_DIRECTIVE_:
Reproduce the records that follow in full, excluding any picture they contain.

----

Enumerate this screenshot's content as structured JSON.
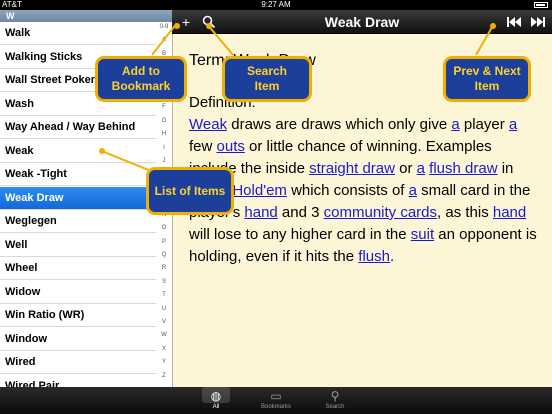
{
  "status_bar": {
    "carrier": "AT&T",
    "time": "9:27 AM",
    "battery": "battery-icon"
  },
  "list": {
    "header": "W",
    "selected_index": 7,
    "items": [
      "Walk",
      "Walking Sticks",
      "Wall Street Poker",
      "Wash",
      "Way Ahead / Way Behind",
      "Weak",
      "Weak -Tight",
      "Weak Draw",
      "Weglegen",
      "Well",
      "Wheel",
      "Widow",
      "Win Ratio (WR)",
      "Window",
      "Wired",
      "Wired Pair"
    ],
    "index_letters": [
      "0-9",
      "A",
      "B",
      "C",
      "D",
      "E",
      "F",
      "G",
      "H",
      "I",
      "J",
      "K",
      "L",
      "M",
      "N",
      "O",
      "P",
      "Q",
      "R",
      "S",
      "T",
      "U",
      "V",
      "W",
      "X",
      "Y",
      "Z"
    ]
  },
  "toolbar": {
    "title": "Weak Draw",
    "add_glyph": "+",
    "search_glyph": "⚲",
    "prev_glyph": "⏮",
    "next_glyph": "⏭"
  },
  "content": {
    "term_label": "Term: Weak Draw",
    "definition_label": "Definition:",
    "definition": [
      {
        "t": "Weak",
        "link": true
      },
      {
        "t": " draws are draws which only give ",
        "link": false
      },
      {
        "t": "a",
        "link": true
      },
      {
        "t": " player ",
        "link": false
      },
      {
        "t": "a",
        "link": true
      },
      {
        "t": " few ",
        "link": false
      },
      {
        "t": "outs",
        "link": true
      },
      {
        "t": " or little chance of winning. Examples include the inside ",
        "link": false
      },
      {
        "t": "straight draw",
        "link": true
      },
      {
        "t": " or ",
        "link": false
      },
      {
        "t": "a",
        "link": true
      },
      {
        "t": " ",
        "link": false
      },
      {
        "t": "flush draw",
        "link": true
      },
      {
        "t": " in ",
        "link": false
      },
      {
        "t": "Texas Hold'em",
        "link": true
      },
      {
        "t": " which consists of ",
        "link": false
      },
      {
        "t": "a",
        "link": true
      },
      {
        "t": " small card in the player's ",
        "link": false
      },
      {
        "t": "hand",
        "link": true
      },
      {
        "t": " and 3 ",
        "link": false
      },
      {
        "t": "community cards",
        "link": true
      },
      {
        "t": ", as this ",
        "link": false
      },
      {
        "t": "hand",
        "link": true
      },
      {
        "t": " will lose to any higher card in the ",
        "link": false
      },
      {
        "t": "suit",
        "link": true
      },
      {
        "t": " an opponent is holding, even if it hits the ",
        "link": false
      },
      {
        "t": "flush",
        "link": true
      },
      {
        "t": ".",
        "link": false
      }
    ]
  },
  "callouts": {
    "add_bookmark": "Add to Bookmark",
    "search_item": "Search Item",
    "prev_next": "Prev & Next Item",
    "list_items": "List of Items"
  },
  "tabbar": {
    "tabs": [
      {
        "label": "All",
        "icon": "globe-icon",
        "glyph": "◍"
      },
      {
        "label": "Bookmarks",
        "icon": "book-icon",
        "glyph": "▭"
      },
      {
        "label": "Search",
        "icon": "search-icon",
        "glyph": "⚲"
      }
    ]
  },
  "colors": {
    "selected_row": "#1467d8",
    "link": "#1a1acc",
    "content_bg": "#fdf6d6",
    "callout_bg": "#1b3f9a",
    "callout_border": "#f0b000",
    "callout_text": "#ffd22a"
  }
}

----

_ANSWER TO THE PROBLEM_:
Enumerate this screenshot's content as structured JSON.
{
  "status_bar": {
    "carrier": "AT&T",
    "time": "9:27 AM",
    "battery": "battery-icon"
  },
  "list": {
    "header": "W",
    "selected_index": 7,
    "items": [
      "Walk",
      "Walking Sticks",
      "Wall Street Poker",
      "Wash",
      "Way Ahead / Way Behind",
      "Weak",
      "Weak -Tight",
      "Weak Draw",
      "Weglegen",
      "Well",
      "Wheel",
      "Widow",
      "Win Ratio (WR)",
      "Window",
      "Wired",
      "Wired Pair"
    ],
    "index_letters": [
      "0-9",
      "A",
      "B",
      "C",
      "D",
      "E",
      "F",
      "G",
      "H",
      "I",
      "J",
      "K",
      "L",
      "M",
      "N",
      "O",
      "P",
      "Q",
      "R",
      "S",
      "T",
      "U",
      "V",
      "W",
      "X",
      "Y",
      "Z"
    ]
  },
  "toolbar": {
    "title": "Weak Draw",
    "add_glyph": "+",
    "search_glyph": "⚲",
    "prev_glyph": "⏮",
    "next_glyph": "⏭"
  },
  "content": {
    "term_label": "Term: Weak Draw",
    "definition_label": "Definition:",
    "definition": [
      {
        "t": "Weak",
        "link": true
      },
      {
        "t": " draws are draws which only give ",
        "link": false
      },
      {
        "t": "a",
        "link": true
      },
      {
        "t": " player ",
        "link": false
      },
      {
        "t": "a",
        "link": true
      },
      {
        "t": " few ",
        "link": false
      },
      {
        "t": "outs",
        "link": true
      },
      {
        "t": " or little chance of winning. Examples include the inside ",
        "link": false
      },
      {
        "t": "straight draw",
        "link": true
      },
      {
        "t": " or ",
        "link": false
      },
      {
        "t": "a",
        "link": true
      },
      {
        "t": " ",
        "link": false
      },
      {
        "t": "flush draw",
        "link": true
      },
      {
        "t": " in ",
        "link": false
      },
      {
        "t": "Texas Hold'em",
        "link": true
      },
      {
        "t": " which consists of ",
        "link": false
      },
      {
        "t": "a",
        "link": true
      },
      {
        "t": " small card in the player's ",
        "link": false
      },
      {
        "t": "hand",
        "link": true
      },
      {
        "t": " and 3 ",
        "link": false
      },
      {
        "t": "community cards",
        "link": true
      },
      {
        "t": ", as this ",
        "link": false
      },
      {
        "t": "hand",
        "link": true
      },
      {
        "t": " will lose to any higher card in the ",
        "link": false
      },
      {
        "t": "suit",
        "link": true
      },
      {
        "t": " an opponent is holding, even if it hits the ",
        "link": false
      },
      {
        "t": "flush",
        "link": true
      },
      {
        "t": ".",
        "link": false
      }
    ]
  },
  "callouts": {
    "add_bookmark": "Add to Bookmark",
    "search_item": "Search Item",
    "prev_next": "Prev & Next Item",
    "list_items": "List of Items"
  },
  "tabbar": {
    "tabs": [
      {
        "label": "All",
        "icon": "globe-icon",
        "glyph": "◍"
      },
      {
        "label": "Bookmarks",
        "icon": "book-icon",
        "glyph": "▭"
      },
      {
        "label": "Search",
        "icon": "search-icon",
        "glyph": "⚲"
      }
    ]
  },
  "colors": {
    "selected_row": "#1467d8",
    "link": "#1a1acc",
    "content_bg": "#fdf6d6",
    "callout_bg": "#1b3f9a",
    "callout_border": "#f0b000",
    "callout_text": "#ffd22a"
  }
}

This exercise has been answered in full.